:: Supplied material ::
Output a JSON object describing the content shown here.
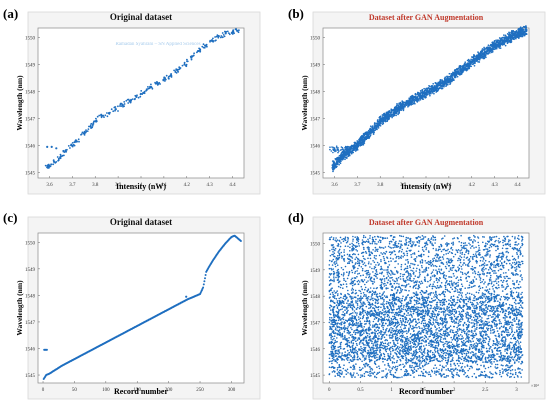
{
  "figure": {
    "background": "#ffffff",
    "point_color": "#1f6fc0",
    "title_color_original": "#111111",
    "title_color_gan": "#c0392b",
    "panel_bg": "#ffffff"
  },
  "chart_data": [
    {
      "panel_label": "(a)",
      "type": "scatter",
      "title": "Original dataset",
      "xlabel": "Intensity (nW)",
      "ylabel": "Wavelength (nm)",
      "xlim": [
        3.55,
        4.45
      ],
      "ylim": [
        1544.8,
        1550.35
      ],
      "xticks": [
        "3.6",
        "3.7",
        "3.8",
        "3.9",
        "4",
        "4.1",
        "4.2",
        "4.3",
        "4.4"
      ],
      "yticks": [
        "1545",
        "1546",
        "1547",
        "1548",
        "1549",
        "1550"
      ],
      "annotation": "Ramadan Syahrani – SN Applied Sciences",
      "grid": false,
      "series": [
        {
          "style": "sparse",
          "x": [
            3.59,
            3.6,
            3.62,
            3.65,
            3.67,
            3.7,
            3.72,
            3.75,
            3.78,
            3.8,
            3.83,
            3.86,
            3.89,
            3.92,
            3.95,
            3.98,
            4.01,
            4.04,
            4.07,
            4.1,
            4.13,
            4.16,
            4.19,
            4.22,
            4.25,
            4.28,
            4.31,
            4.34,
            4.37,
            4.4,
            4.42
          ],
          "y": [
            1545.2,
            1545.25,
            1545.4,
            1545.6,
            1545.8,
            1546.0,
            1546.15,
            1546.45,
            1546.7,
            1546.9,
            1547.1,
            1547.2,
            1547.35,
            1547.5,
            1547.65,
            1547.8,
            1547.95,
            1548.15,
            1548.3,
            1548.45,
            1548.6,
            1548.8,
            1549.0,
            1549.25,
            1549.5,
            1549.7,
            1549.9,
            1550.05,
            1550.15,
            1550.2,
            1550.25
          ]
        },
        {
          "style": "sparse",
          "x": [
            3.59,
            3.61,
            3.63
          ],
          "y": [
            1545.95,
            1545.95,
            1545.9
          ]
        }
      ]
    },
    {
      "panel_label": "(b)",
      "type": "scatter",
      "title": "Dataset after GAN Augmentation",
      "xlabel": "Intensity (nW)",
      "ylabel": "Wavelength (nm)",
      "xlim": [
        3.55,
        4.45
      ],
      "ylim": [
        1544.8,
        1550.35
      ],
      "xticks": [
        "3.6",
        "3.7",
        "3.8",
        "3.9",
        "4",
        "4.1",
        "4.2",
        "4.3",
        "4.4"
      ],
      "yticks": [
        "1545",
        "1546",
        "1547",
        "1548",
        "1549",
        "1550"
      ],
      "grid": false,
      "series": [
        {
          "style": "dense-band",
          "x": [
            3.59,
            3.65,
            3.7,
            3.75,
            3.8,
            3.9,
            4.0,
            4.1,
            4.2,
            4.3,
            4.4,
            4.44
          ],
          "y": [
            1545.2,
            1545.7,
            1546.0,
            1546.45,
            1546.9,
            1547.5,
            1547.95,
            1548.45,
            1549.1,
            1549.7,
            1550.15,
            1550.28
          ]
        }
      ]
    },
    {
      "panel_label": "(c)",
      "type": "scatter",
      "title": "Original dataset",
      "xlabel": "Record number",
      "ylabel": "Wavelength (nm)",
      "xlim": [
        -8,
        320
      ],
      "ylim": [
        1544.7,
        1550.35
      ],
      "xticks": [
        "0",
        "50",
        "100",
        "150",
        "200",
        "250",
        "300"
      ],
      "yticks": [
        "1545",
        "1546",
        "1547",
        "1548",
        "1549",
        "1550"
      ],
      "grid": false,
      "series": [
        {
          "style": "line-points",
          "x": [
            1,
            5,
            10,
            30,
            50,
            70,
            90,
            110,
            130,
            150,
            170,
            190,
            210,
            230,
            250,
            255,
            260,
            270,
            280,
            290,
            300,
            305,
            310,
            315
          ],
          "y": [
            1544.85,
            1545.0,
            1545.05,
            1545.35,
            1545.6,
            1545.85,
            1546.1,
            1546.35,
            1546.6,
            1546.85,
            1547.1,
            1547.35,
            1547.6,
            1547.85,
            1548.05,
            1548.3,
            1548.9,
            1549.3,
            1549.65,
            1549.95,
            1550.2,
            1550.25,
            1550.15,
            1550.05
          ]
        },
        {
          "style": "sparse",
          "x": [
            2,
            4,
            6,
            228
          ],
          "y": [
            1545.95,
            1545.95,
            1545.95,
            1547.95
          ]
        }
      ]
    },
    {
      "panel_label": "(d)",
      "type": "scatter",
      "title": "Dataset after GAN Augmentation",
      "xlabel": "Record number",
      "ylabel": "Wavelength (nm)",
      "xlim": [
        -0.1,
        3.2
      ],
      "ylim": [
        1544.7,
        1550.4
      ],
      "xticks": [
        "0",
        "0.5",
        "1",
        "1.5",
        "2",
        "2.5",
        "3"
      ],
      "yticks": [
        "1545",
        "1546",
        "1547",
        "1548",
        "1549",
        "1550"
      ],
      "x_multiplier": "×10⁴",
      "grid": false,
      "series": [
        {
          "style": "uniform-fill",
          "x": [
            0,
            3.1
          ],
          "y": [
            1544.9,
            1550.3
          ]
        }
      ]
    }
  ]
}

---

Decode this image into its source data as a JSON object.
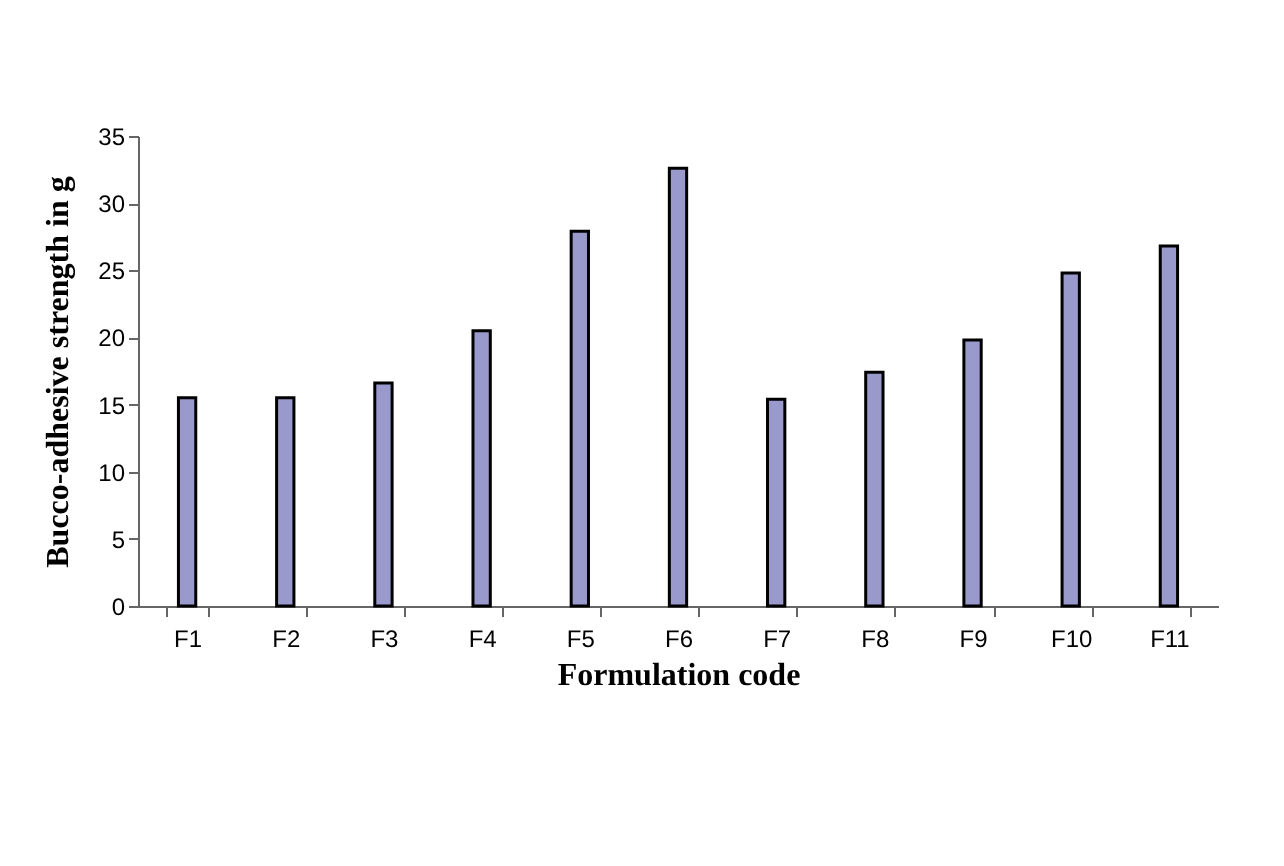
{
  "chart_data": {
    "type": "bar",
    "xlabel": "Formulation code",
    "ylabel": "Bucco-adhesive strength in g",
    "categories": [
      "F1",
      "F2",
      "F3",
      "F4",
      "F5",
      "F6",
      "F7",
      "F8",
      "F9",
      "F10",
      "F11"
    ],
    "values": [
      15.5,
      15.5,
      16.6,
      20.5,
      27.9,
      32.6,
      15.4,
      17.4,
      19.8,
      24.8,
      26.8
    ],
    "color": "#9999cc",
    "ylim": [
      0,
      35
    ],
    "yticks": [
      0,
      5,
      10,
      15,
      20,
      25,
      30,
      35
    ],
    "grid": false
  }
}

:: Exercise goal ::
Write out every line of the preceding listing that contains "JSON".

:: Output of the task ::
Output a JSON object describing the content shown here.
Decode this image into its source data as a JSON object.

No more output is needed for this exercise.